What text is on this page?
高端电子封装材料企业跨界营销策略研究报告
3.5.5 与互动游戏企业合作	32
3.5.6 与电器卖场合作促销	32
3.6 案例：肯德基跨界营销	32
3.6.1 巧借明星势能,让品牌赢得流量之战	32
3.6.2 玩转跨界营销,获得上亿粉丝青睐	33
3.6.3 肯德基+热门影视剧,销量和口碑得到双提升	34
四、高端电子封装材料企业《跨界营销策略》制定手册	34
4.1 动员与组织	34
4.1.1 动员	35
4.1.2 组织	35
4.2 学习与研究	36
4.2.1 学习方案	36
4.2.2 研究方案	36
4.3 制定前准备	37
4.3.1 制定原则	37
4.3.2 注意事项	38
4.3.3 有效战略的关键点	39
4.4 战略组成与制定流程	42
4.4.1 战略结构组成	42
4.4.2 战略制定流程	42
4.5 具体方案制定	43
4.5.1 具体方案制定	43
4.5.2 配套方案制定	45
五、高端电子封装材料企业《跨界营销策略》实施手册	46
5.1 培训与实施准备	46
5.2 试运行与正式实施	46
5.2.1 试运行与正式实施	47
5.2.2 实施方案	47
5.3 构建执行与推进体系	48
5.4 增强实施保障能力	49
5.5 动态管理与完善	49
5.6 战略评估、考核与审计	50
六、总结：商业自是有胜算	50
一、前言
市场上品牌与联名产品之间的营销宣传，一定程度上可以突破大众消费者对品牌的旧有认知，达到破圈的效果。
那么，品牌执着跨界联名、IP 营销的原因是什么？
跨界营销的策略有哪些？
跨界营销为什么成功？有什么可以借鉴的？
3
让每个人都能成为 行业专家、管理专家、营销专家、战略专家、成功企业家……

• [Stated exercise] Reproduce the data in its entirety, matching each character.

• [Response]
What text is on this page?
高端电子封装材料企业跨界营销策略研究报告
3.5.5 与互动游戏企业合作	32
3.5.6 与电器卖场合作促销	32
3.6 案例：肯德基跨界营销	32
3.6.1 巧借明星势能,让品牌赢得流量之战	32
3.6.2 玩转跨界营销,获得上亿粉丝青睐	33
3.6.3 肯德基+热门影视剧,销量和口碑得到双提升	34
四、高端电子封装材料企业《跨界营销策略》制定手册	34
4.1 动员与组织	34
4.1.1 动员	35
4.1.2 组织	35
4.2 学习与研究	36
4.2.1 学习方案	36
4.2.2 研究方案	36
4.3 制定前准备	37
4.3.1 制定原则	37
4.3.2 注意事项	38
4.3.3 有效战略的关键点	39
4.4 战略组成与制定流程	42
4.4.1 战略结构组成	42
4.4.2 战略制定流程	42
4.5 具体方案制定	43
4.5.1 具体方案制定	43
4.5.2 配套方案制定	45
五、高端电子封装材料企业《跨界营销策略》实施手册	46
5.1 培训与实施准备	46
5.2 试运行与正式实施	46
5.2.1 试运行与正式实施	47
5.2.2 实施方案	47
5.3 构建执行与推进体系	48
5.4 增强实施保障能力	49
5.5 动态管理与完善	49
5.6 战略评估、考核与审计	50
六、总结：商业自是有胜算	50
一、前言
市场上品牌与联名产品之间的营销宣传，一定程度上可以突破大众消费者对品牌的旧有认知，达到破圈的效果。
那么，品牌执着跨界联名、IP 营销的原因是什么？
跨界营销的策略有哪些？
跨界营销为什么成功？有什么可以借鉴的？
3
让每个人都能成为 行业专家、管理专家、营销专家、战略专家、成功企业家……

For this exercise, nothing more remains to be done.